■ INPUT:
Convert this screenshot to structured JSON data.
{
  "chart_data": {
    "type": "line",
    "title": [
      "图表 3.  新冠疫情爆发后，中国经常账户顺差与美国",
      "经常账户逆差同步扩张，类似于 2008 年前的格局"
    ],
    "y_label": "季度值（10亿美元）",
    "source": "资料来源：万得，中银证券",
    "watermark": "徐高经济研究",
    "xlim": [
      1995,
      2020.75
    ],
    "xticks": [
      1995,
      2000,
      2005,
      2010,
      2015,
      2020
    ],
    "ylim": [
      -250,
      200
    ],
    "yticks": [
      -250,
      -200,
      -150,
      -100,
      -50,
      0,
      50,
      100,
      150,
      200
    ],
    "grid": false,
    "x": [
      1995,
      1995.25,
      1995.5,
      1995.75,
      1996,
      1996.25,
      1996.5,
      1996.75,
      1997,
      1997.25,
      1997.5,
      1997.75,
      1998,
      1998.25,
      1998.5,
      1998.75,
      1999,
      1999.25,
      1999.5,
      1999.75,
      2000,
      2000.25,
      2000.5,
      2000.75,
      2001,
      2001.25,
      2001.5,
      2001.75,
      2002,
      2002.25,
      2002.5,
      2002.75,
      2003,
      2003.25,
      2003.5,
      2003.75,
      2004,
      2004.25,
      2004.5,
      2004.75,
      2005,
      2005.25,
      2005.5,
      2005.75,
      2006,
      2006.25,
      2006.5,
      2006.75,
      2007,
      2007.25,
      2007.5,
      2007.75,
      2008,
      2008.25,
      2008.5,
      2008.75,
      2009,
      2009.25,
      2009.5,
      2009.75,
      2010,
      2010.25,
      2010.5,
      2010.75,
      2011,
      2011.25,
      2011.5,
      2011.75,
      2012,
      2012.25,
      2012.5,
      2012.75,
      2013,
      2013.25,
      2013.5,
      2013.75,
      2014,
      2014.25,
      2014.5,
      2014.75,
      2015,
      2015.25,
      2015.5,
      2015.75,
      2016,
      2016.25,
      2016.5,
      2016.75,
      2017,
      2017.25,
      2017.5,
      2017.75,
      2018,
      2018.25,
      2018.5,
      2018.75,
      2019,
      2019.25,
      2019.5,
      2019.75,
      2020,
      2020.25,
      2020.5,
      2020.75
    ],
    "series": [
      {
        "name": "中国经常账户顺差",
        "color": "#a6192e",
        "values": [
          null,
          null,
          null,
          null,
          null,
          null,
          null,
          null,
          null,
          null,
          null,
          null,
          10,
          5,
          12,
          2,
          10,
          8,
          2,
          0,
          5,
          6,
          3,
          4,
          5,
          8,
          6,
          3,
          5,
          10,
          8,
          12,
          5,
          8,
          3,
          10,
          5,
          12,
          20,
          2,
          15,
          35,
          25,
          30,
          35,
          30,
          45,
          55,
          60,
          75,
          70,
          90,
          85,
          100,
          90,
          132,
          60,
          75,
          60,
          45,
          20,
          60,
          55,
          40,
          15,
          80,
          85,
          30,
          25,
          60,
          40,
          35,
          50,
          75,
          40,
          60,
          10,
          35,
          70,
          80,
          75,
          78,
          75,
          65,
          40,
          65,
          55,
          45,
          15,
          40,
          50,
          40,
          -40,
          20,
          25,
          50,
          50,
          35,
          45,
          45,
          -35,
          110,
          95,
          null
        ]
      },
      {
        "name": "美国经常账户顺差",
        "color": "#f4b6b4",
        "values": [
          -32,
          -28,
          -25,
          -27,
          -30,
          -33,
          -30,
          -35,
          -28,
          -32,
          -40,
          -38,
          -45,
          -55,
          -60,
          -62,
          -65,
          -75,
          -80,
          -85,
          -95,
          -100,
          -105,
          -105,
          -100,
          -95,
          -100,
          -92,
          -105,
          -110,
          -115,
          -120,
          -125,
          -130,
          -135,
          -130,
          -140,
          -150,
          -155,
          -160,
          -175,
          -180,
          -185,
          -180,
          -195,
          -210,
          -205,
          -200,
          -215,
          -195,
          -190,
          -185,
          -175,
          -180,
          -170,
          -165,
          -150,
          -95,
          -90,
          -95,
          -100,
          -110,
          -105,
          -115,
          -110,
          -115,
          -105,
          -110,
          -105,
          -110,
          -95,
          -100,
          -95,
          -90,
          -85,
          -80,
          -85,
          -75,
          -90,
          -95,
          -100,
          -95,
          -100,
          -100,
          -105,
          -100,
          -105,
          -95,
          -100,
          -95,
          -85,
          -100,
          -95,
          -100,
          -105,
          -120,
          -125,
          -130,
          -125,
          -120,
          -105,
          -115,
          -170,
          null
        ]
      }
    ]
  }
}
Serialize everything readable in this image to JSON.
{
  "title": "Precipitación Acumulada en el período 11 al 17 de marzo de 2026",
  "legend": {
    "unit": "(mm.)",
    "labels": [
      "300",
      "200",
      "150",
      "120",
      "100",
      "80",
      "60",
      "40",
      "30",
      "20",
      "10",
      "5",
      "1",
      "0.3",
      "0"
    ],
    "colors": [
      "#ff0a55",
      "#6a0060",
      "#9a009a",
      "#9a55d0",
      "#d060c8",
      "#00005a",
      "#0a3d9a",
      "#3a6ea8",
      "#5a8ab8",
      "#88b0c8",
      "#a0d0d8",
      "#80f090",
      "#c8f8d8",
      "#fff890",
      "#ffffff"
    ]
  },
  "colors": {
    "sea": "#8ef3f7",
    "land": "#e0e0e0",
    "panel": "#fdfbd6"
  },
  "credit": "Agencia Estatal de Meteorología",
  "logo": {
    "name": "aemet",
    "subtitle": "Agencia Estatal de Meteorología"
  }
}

■ AIM: Please set down all the data word for word.

■ THE ANSWER:
Convert this screenshot to structured JSON data.
{
  "chart_data": {
    "type": "line",
    "title": [
      "图表 3.  新冠疫情爆发后，中国经常账户顺差与美国",
      "经常账户逆差同步扩张，类似于 2008 年前的格局"
    ],
    "y_label": "季度值（10亿美元）",
    "source": "资料来源：万得，中银证券",
    "watermark": "徐高经济研究",
    "xlim": [
      1995,
      2020.75
    ],
    "xticks": [
      1995,
      2000,
      2005,
      2010,
      2015,
      2020
    ],
    "ylim": [
      -250,
      200
    ],
    "yticks": [
      -250,
      -200,
      -150,
      -100,
      -50,
      0,
      50,
      100,
      150,
      200
    ],
    "grid": false,
    "x": [
      1995,
      1995.25,
      1995.5,
      1995.75,
      1996,
      1996.25,
      1996.5,
      1996.75,
      1997,
      1997.25,
      1997.5,
      1997.75,
      1998,
      1998.25,
      1998.5,
      1998.75,
      1999,
      1999.25,
      1999.5,
      1999.75,
      2000,
      2000.25,
      2000.5,
      2000.75,
      2001,
      2001.25,
      2001.5,
      2001.75,
      2002,
      2002.25,
      2002.5,
      2002.75,
      2003,
      2003.25,
      2003.5,
      2003.75,
      2004,
      2004.25,
      2004.5,
      2004.75,
      2005,
      2005.25,
      2005.5,
      2005.75,
      2006,
      2006.25,
      2006.5,
      2006.75,
      2007,
      2007.25,
      2007.5,
      2007.75,
      2008,
      2008.25,
      2008.5,
      2008.75,
      2009,
      2009.25,
      2009.5,
      2009.75,
      2010,
      2010.25,
      2010.5,
      2010.75,
      2011,
      2011.25,
      2011.5,
      2011.75,
      2012,
      2012.25,
      2012.5,
      2012.75,
      2013,
      2013.25,
      2013.5,
      2013.75,
      2014,
      2014.25,
      2014.5,
      2014.75,
      2015,
      2015.25,
      2015.5,
      2015.75,
      2016,
      2016.25,
      2016.5,
      2016.75,
      2017,
      2017.25,
      2017.5,
      2017.75,
      2018,
      2018.25,
      2018.5,
      2018.75,
      2019,
      2019.25,
      2019.5,
      2019.75,
      2020,
      2020.25,
      2020.5,
      2020.75
    ],
    "series": [
      {
        "name": "中国经常账户顺差",
        "color": "#a6192e",
        "values": [
          null,
          null,
          null,
          null,
          null,
          null,
          null,
          null,
          null,
          null,
          null,
          null,
          10,
          5,
          12,
          2,
          10,
          8,
          2,
          0,
          5,
          6,
          3,
          4,
          5,
          8,
          6,
          3,
          5,
          10,
          8,
          12,
          5,
          8,
          3,
          10,
          5,
          12,
          20,
          2,
          15,
          35,
          25,
          30,
          35,
          30,
          45,
          55,
          60,
          75,
          70,
          90,
          85,
          100,
          90,
          132,
          60,
          75,
          60,
          45,
          20,
          60,
          55,
          40,
          15,
          80,
          85,
          30,
          25,
          60,
          40,
          35,
          50,
          75,
          40,
          60,
          10,
          35,
          70,
          80,
          75,
          78,
          75,
          65,
          40,
          65,
          55,
          45,
          15,
          40,
          50,
          40,
          -40,
          20,
          25,
          50,
          50,
          35,
          45,
          45,
          -35,
          110,
          95,
          null
        ]
      },
      {
        "name": "美国经常账户顺差",
        "color": "#f4b6b4",
        "values": [
          -32,
          -28,
          -25,
          -27,
          -30,
          -33,
          -30,
          -35,
          -28,
          -32,
          -40,
          -38,
          -45,
          -55,
          -60,
          -62,
          -65,
          -75,
          -80,
          -85,
          -95,
          -100,
          -105,
          -105,
          -100,
          -95,
          -100,
          -92,
          -105,
          -110,
          -115,
          -120,
          -125,
          -130,
          -135,
          -130,
          -140,
          -150,
          -155,
          -160,
          -175,
          -180,
          -185,
          -180,
          -195,
          -210,
          -205,
          -200,
          -215,
          -195,
          -190,
          -185,
          -175,
          -180,
          -170,
          -165,
          -150,
          -95,
          -90,
          -95,
          -100,
          -110,
          -105,
          -115,
          -110,
          -115,
          -105,
          -110,
          -105,
          -110,
          -95,
          -100,
          -95,
          -90,
          -85,
          -80,
          -85,
          -75,
          -90,
          -95,
          -100,
          -95,
          -100,
          -100,
          -105,
          -100,
          -105,
          -95,
          -100,
          -95,
          -85,
          -100,
          -95,
          -100,
          -105,
          -120,
          -125,
          -130,
          -125,
          -120,
          -105,
          -115,
          -170,
          null
        ]
      }
    ]
  }
}
Serialize everything readable in this image to JSON.
{
  "title": "Precipitación Acumulada en el período 11 al 17 de marzo de 2026",
  "legend": {
    "unit": "(mm.)",
    "labels": [
      "300",
      "200",
      "150",
      "120",
      "100",
      "80",
      "60",
      "40",
      "30",
      "20",
      "10",
      "5",
      "1",
      "0.3",
      "0"
    ],
    "colors": [
      "#ff0a55",
      "#6a0060",
      "#9a009a",
      "#9a55d0",
      "#d060c8",
      "#00005a",
      "#0a3d9a",
      "#3a6ea8",
      "#5a8ab8",
      "#88b0c8",
      "#a0d0d8",
      "#80f090",
      "#c8f8d8",
      "#fff890",
      "#ffffff"
    ]
  },
  "colors": {
    "sea": "#8ef3f7",
    "land": "#e0e0e0",
    "panel": "#fdfbd6"
  },
  "credit": "Agencia Estatal de Meteorología",
  "logo": {
    "name": "aemet",
    "subtitle": "Agencia Estatal de Meteorología"
  }
}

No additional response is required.